**Recorded data:**
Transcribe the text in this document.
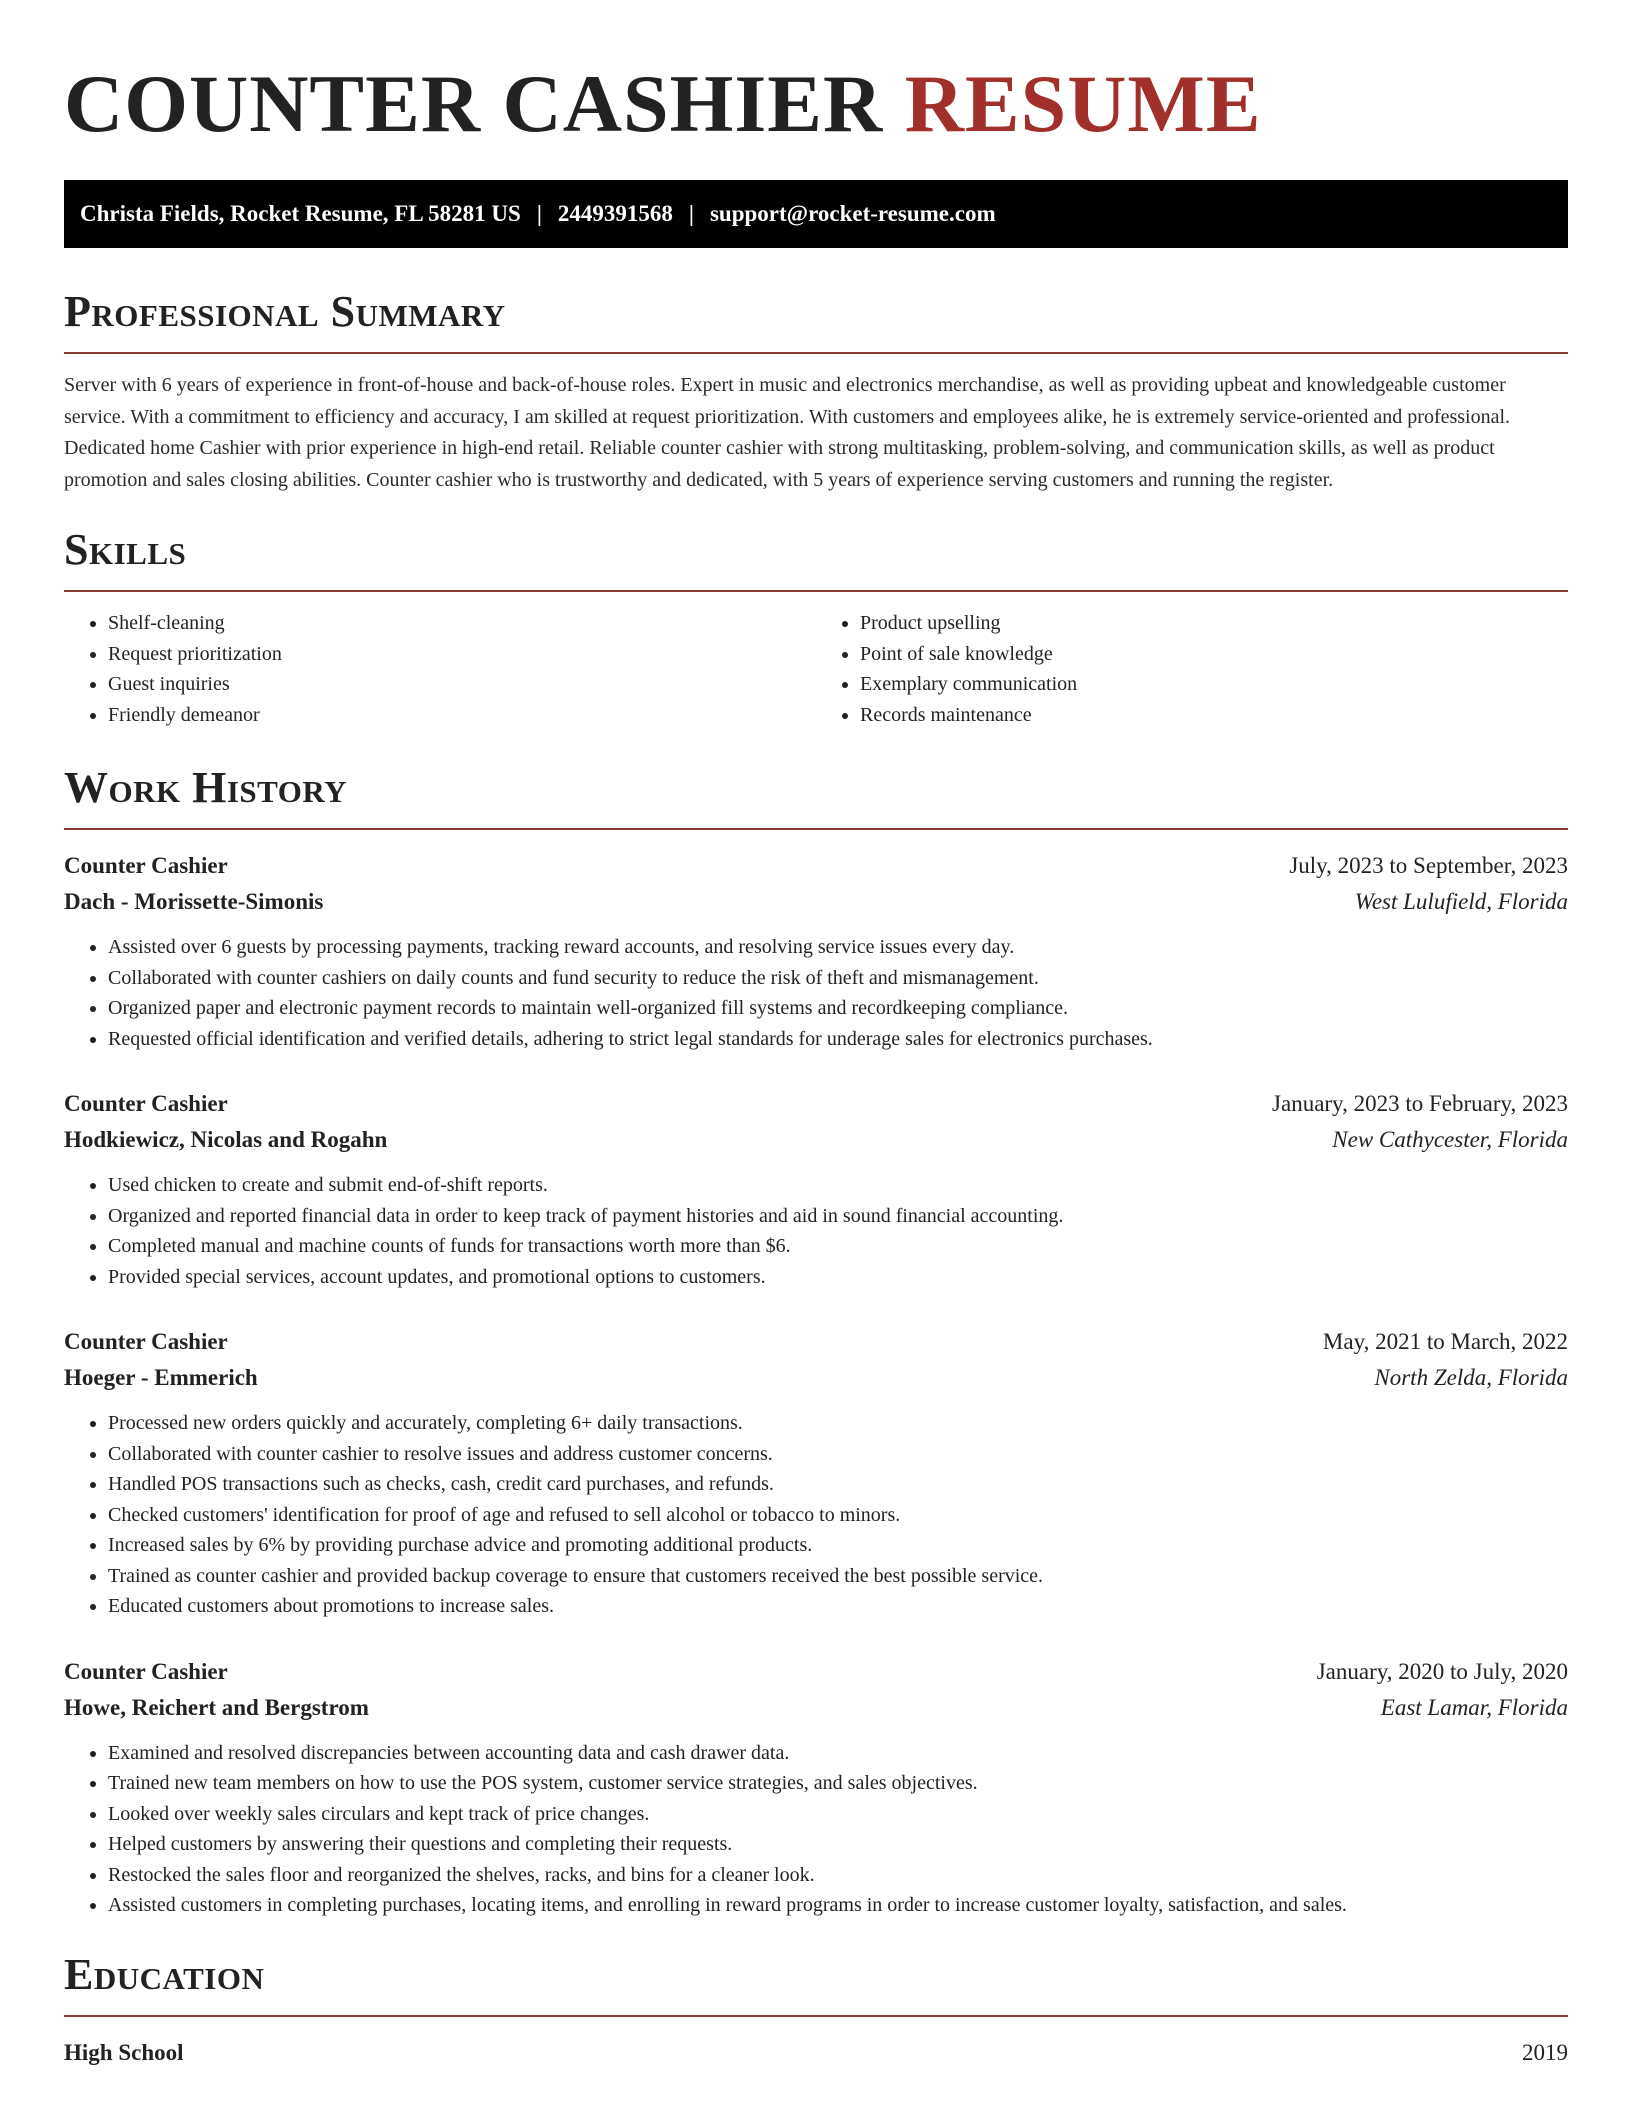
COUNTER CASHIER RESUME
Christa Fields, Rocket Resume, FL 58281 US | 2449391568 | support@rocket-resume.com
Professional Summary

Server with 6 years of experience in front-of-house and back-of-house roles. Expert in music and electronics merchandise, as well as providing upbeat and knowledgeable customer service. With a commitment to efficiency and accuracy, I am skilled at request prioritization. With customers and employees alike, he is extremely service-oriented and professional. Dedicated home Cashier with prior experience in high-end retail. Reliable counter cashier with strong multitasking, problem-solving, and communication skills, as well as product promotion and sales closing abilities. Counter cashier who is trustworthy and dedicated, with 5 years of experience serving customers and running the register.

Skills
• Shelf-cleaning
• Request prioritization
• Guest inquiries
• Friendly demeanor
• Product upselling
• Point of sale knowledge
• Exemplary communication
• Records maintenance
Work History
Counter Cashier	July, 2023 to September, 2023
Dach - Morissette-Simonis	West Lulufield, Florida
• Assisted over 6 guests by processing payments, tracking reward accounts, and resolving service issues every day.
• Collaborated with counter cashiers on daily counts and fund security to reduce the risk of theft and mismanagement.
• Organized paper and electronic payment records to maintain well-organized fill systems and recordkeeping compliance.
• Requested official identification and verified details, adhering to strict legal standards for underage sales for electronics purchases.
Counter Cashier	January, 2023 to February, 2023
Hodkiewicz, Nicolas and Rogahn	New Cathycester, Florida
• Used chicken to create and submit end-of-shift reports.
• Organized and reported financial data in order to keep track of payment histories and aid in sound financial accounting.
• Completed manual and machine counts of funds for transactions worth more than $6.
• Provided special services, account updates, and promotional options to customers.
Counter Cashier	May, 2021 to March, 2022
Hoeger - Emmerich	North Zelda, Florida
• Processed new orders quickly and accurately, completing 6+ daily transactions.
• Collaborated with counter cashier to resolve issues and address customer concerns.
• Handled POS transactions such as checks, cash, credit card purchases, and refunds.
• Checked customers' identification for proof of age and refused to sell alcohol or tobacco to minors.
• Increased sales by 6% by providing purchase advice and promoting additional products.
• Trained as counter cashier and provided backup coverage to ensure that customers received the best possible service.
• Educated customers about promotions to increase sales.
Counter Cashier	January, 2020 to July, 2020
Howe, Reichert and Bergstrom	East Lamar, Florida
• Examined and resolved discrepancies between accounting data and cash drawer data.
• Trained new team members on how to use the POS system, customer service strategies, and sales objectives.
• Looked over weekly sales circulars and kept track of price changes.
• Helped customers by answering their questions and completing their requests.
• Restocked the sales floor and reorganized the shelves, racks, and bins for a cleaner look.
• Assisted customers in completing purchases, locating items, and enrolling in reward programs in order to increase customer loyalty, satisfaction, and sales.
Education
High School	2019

**What you are asked to do:** Pull out all lines in the data above that include "accounting".

**Solution:**
• Organized and reported financial data in order to keep track of payment histories and aid in sound financial accounting.
• Examined and resolved discrepancies between accounting data and cash drawer data.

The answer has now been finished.